What is needed — Omit every picture, then give all the entries again exactly.

● ● ● ●

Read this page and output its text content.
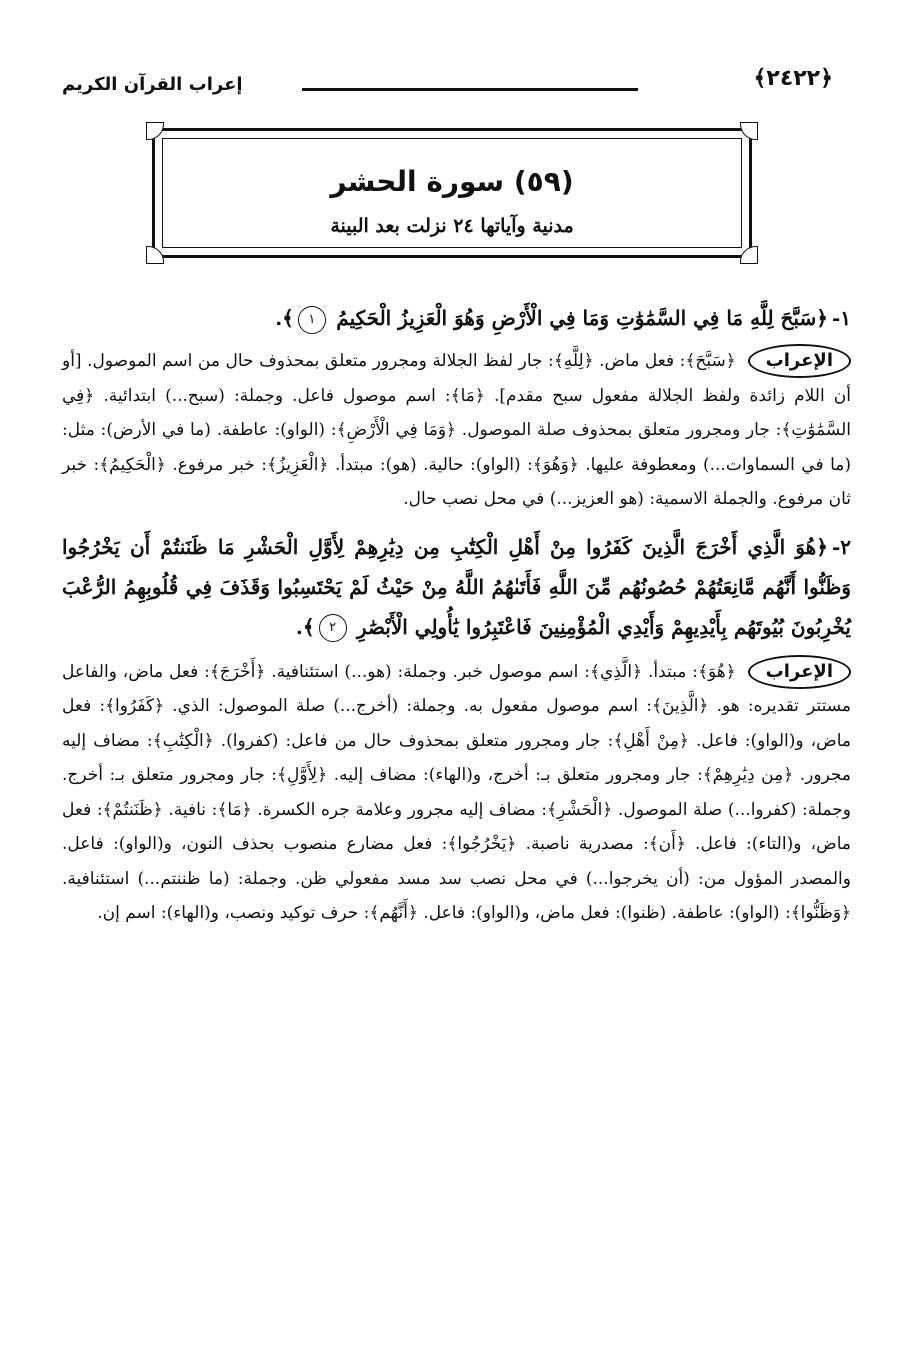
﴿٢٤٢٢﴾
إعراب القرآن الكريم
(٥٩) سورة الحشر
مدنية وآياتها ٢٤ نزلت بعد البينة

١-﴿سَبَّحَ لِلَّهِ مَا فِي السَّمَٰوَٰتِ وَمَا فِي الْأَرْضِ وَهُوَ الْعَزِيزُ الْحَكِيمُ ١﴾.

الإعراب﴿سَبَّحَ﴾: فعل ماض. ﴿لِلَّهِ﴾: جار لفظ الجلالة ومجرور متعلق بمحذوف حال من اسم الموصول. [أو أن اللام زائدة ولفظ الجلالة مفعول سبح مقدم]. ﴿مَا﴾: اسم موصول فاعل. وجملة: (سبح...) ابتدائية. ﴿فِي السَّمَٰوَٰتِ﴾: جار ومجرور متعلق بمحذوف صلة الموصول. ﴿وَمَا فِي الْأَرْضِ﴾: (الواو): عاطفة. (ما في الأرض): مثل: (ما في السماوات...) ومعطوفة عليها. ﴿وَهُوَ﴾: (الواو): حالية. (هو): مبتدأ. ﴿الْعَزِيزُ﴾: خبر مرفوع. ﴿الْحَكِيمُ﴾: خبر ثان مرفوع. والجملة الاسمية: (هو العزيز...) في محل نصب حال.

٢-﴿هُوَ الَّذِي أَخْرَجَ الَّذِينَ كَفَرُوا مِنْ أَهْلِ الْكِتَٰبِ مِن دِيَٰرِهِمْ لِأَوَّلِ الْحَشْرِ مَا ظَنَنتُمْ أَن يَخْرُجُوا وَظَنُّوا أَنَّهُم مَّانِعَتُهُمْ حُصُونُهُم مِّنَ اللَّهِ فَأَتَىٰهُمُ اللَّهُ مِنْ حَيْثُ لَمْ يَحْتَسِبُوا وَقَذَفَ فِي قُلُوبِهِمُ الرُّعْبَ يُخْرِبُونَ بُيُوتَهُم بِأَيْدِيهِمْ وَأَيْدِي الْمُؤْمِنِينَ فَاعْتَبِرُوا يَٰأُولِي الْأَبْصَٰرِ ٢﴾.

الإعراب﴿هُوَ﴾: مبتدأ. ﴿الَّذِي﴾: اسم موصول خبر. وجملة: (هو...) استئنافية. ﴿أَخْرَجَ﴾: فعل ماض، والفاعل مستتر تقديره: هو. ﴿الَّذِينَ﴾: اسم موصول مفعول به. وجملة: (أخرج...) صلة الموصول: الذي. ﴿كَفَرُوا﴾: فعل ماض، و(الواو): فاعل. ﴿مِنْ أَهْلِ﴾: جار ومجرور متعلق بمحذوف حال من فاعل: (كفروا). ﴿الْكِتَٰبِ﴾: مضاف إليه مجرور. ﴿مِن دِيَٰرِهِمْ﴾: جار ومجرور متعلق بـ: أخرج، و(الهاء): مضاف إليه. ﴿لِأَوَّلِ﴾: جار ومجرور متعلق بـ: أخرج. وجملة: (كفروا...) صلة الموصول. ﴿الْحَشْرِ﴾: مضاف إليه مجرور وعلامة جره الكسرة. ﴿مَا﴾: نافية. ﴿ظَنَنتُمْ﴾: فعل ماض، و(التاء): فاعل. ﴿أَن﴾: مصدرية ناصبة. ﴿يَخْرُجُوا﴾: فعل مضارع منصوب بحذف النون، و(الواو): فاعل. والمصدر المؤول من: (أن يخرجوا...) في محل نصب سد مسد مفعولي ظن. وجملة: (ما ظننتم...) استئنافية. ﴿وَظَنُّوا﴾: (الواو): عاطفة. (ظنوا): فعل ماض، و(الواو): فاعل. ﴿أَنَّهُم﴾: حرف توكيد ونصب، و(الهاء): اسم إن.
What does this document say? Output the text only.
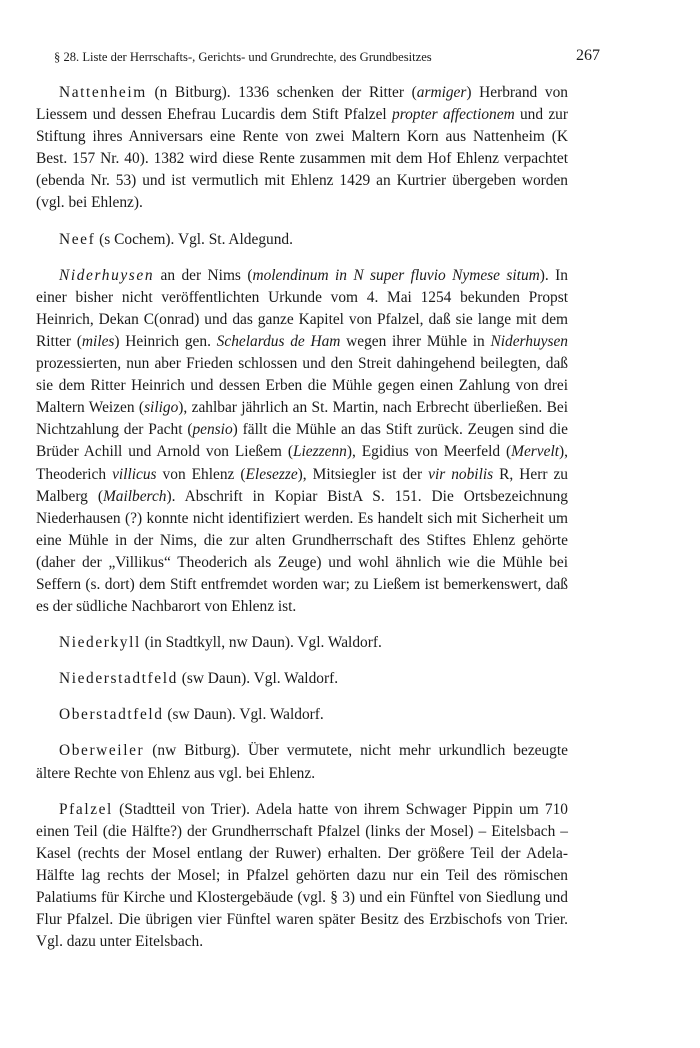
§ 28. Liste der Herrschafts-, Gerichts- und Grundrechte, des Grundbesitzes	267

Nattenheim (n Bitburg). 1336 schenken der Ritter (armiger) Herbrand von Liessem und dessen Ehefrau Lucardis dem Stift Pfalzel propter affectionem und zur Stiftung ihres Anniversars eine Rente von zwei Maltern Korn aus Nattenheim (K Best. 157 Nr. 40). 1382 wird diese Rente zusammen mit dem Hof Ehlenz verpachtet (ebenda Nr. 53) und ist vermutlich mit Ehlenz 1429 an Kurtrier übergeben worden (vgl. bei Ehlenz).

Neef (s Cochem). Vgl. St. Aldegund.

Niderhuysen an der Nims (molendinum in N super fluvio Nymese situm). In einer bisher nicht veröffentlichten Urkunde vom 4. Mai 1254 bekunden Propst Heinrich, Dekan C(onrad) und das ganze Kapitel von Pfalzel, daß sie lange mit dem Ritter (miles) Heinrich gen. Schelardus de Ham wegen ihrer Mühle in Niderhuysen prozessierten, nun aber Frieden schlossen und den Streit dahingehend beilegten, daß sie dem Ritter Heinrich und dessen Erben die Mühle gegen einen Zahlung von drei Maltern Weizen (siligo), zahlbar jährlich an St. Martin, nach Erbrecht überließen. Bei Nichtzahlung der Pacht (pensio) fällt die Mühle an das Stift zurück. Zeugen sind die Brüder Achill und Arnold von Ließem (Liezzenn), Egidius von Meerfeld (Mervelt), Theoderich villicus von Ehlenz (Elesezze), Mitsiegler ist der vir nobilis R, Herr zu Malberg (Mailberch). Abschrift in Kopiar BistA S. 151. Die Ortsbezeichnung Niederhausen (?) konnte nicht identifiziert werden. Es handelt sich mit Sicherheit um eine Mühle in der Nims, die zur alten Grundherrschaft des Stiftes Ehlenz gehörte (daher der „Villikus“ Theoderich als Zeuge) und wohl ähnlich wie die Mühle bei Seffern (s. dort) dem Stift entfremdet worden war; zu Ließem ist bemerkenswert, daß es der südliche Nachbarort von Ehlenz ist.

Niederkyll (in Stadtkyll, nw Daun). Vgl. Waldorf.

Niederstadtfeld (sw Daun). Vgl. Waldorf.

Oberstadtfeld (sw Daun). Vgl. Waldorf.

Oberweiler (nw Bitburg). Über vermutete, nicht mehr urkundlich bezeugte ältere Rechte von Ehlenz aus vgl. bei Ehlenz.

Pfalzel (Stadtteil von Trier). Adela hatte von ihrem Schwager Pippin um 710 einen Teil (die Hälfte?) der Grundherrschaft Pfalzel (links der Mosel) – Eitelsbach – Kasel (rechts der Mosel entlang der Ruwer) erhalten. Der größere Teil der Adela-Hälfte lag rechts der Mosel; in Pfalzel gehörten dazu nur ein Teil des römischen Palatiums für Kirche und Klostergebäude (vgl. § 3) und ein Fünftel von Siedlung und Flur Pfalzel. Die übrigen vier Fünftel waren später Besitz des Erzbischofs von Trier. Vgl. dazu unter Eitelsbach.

● ● ● ●

Exercise answer —
Read this page and output its text content.
﴿٢٤٢٢﴾
إعراب القرآن الكريم
(٥٩) سورة الحشر
مدنية وآياتها ٢٤ نزلت بعد البينة

١-﴿سَبَّحَ لِلَّهِ مَا فِي السَّمَٰوَٰتِ وَمَا فِي الْأَرْضِ وَهُوَ الْعَزِيزُ الْحَكِيمُ ١﴾.

الإعراب﴿سَبَّحَ﴾: فعل ماض. ﴿لِلَّهِ﴾: جار لفظ الجلالة ومجرور متعلق بمحذوف حال من اسم الموصول. [أو أن اللام زائدة ولفظ الجلالة مفعول سبح مقدم]. ﴿مَا﴾: اسم موصول فاعل. وجملة: (سبح...) ابتدائية. ﴿فِي السَّمَٰوَٰتِ﴾: جار ومجرور متعلق بمحذوف صلة الموصول. ﴿وَمَا فِي الْأَرْضِ﴾: (الواو): عاطفة. (ما في الأرض): مثل: (ما في السماوات...) ومعطوفة عليها. ﴿وَهُوَ﴾: (الواو): حالية. (هو): مبتدأ. ﴿الْعَزِيزُ﴾: خبر مرفوع. ﴿الْحَكِيمُ﴾: خبر ثان مرفوع. والجملة الاسمية: (هو العزيز...) في محل نصب حال.

٢-﴿هُوَ الَّذِي أَخْرَجَ الَّذِينَ كَفَرُوا مِنْ أَهْلِ الْكِتَٰبِ مِن دِيَٰرِهِمْ لِأَوَّلِ الْحَشْرِ مَا ظَنَنتُمْ أَن يَخْرُجُوا وَظَنُّوا أَنَّهُم مَّانِعَتُهُمْ حُصُونُهُم مِّنَ اللَّهِ فَأَتَىٰهُمُ اللَّهُ مِنْ حَيْثُ لَمْ يَحْتَسِبُوا وَقَذَفَ فِي قُلُوبِهِمُ الرُّعْبَ يُخْرِبُونَ بُيُوتَهُم بِأَيْدِيهِمْ وَأَيْدِي الْمُؤْمِنِينَ فَاعْتَبِرُوا يَٰأُولِي الْأَبْصَٰرِ ٢﴾.

الإعراب﴿هُوَ﴾: مبتدأ. ﴿الَّذِي﴾: اسم موصول خبر. وجملة: (هو...) استئنافية. ﴿أَخْرَجَ﴾: فعل ماض، والفاعل مستتر تقديره: هو. ﴿الَّذِينَ﴾: اسم موصول مفعول به. وجملة: (أخرج...) صلة الموصول: الذي. ﴿كَفَرُوا﴾: فعل ماض، و(الواو): فاعل. ﴿مِنْ أَهْلِ﴾: جار ومجرور متعلق بمحذوف حال من فاعل: (كفروا). ﴿الْكِتَٰبِ﴾: مضاف إليه مجرور. ﴿مِن دِيَٰرِهِمْ﴾: جار ومجرور متعلق بـ: أخرج، و(الهاء): مضاف إليه. ﴿لِأَوَّلِ﴾: جار ومجرور متعلق بـ: أخرج. وجملة: (كفروا...) صلة الموصول. ﴿الْحَشْرِ﴾: مضاف إليه مجرور وعلامة جره الكسرة. ﴿مَا﴾: نافية. ﴿ظَنَنتُمْ﴾: فعل ماض، و(التاء): فاعل. ﴿أَن﴾: مصدرية ناصبة. ﴿يَخْرُجُوا﴾: فعل مضارع منصوب بحذف النون، و(الواو): فاعل. والمصدر المؤول من: (أن يخرجوا...) في محل نصب سد مسد مفعولي ظن. وجملة: (ما ظننتم...) استئنافية. ﴿وَظَنُّوا﴾: (الواو): عاطفة. (ظنوا): فعل ماض، و(الواو): فاعل. ﴿أَنَّهُم﴾: حرف توكيد ونصب، و(الهاء): اسم إن.
What does this document say? Output the text only.
§ 28. Liste der Herrschafts-, Gerichts- und Grundrechte, des Grundbesitzes	267

Nattenheim (n Bitburg). 1336 schenken der Ritter (armiger) Herbrand von Liessem und dessen Ehefrau Lucardis dem Stift Pfalzel propter affectionem und zur Stiftung ihres Anniversars eine Rente von zwei Maltern Korn aus Nattenheim (K Best. 157 Nr. 40). 1382 wird diese Rente zusammen mit dem Hof Ehlenz verpachtet (ebenda Nr. 53) und ist vermutlich mit Ehlenz 1429 an Kurtrier übergeben worden (vgl. bei Ehlenz).

Neef (s Cochem). Vgl. St. Aldegund.

Niderhuysen an der Nims (molendinum in N super fluvio Nymese situm). In einer bisher nicht veröffentlichten Urkunde vom 4. Mai 1254 bekunden Propst Heinrich, Dekan C(onrad) und das ganze Kapitel von Pfalzel, daß sie lange mit dem Ritter (miles) Heinrich gen. Schelardus de Ham wegen ihrer Mühle in Niderhuysen prozessierten, nun aber Frieden schlossen und den Streit dahingehend beilegten, daß sie dem Ritter Heinrich und dessen Erben die Mühle gegen einen Zahlung von drei Maltern Weizen (siligo), zahlbar jährlich an St. Martin, nach Erbrecht überließen. Bei Nichtzahlung der Pacht (pensio) fällt die Mühle an das Stift zurück. Zeugen sind die Brüder Achill und Arnold von Ließem (Liezzenn), Egidius von Meerfeld (Mervelt), Theoderich villicus von Ehlenz (Elesezze), Mitsiegler ist der vir nobilis R, Herr zu Malberg (Mailberch). Abschrift in Kopiar BistA S. 151. Die Ortsbezeichnung Niederhausen (?) konnte nicht identifiziert werden. Es handelt sich mit Sicherheit um eine Mühle in der Nims, die zur alten Grundherrschaft des Stiftes Ehlenz gehörte (daher der „Villikus“ Theoderich als Zeuge) und wohl ähnlich wie die Mühle bei Seffern (s. dort) dem Stift entfremdet worden war; zu Ließem ist bemerkenswert, daß es der südliche Nachbarort von Ehlenz ist.

Niederkyll (in Stadtkyll, nw Daun). Vgl. Waldorf.

Niederstadtfeld (sw Daun). Vgl. Waldorf.

Oberstadtfeld (sw Daun). Vgl. Waldorf.

Oberweiler (nw Bitburg). Über vermutete, nicht mehr urkundlich bezeugte ältere Rechte von Ehlenz aus vgl. bei Ehlenz.

Pfalzel (Stadtteil von Trier). Adela hatte von ihrem Schwager Pippin um 710 einen Teil (die Hälfte?) der Grundherrschaft Pfalzel (links der Mosel) – Eitelsbach – Kasel (rechts der Mosel entlang der Ruwer) erhalten. Der größere Teil der Adela-Hälfte lag rechts der Mosel; in Pfalzel gehörten dazu nur ein Teil des römischen Palatiums für Kirche und Klostergebäude (vgl. § 3) und ein Fünftel von Siedlung und Flur Pfalzel. Die übrigen vier Fünftel waren später Besitz des Erzbischofs von Trier. Vgl. dazu unter Eitelsbach.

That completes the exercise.